The records below hold pictures; please leave those out and retype the rest exactly.
***** Dataset extract
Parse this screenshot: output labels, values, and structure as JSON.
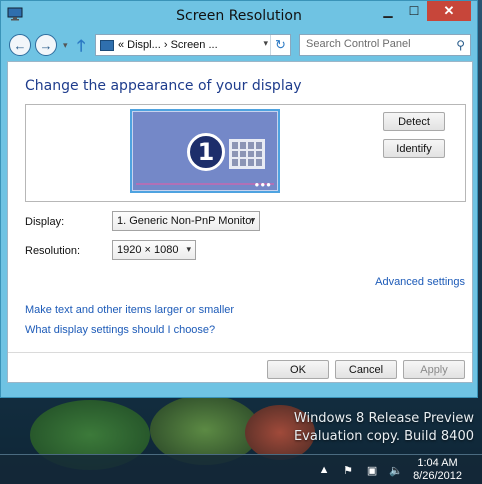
{
  "window": {
    "title": "Screen Resolution"
  },
  "nav": {
    "address": "« Displ... › Screen ...",
    "search_placeholder": "Search Control Panel"
  },
  "content": {
    "heading": "Change the appearance of your display",
    "monitor_number": "1",
    "detect_label": "Detect",
    "identify_label": "Identify",
    "display_label": "Display:",
    "display_value": "1. Generic Non-PnP Monitor",
    "resolution_label": "Resolution:",
    "resolution_value": "1920 × 1080",
    "advanced_link": "Advanced settings",
    "link_larger": "Make text and other items larger or smaller",
    "link_help": "What display settings should I choose?",
    "ok_label": "OK",
    "cancel_label": "Cancel",
    "apply_label": "Apply"
  },
  "desktop": {
    "watermark_line1": "Windows 8 Release Preview",
    "watermark_line2": "Evaluation copy. Build 8400"
  },
  "taskbar": {
    "time": "1:04 AM",
    "date": "8/26/2012"
  },
  "colors": {
    "accent": "#6fc3e3",
    "heading": "#1e3c8c",
    "link": "#1d5bb8",
    "close": "#c7463a"
  }
}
**********
▸ **Solution**:
Parse this screenshot: output labels, values, and structure as JSON.
{
  "window": {
    "title": "Screen Resolution"
  },
  "nav": {
    "address": "« Displ... › Screen ...",
    "search_placeholder": "Search Control Panel"
  },
  "content": {
    "heading": "Change the appearance of your display",
    "monitor_number": "1",
    "detect_label": "Detect",
    "identify_label": "Identify",
    "display_label": "Display:",
    "display_value": "1. Generic Non-PnP Monitor",
    "resolution_label": "Resolution:",
    "resolution_value": "1920 × 1080",
    "advanced_link": "Advanced settings",
    "link_larger": "Make text and other items larger or smaller",
    "link_help": "What display settings should I choose?",
    "ok_label": "OK",
    "cancel_label": "Cancel",
    "apply_label": "Apply"
  },
  "desktop": {
    "watermark_line1": "Windows 8 Release Preview",
    "watermark_line2": "Evaluation copy. Build 8400"
  },
  "taskbar": {
    "time": "1:04 AM",
    "date": "8/26/2012"
  },
  "colors": {
    "accent": "#6fc3e3",
    "heading": "#1e3c8c",
    "link": "#1d5bb8",
    "close": "#c7463a"
  }
}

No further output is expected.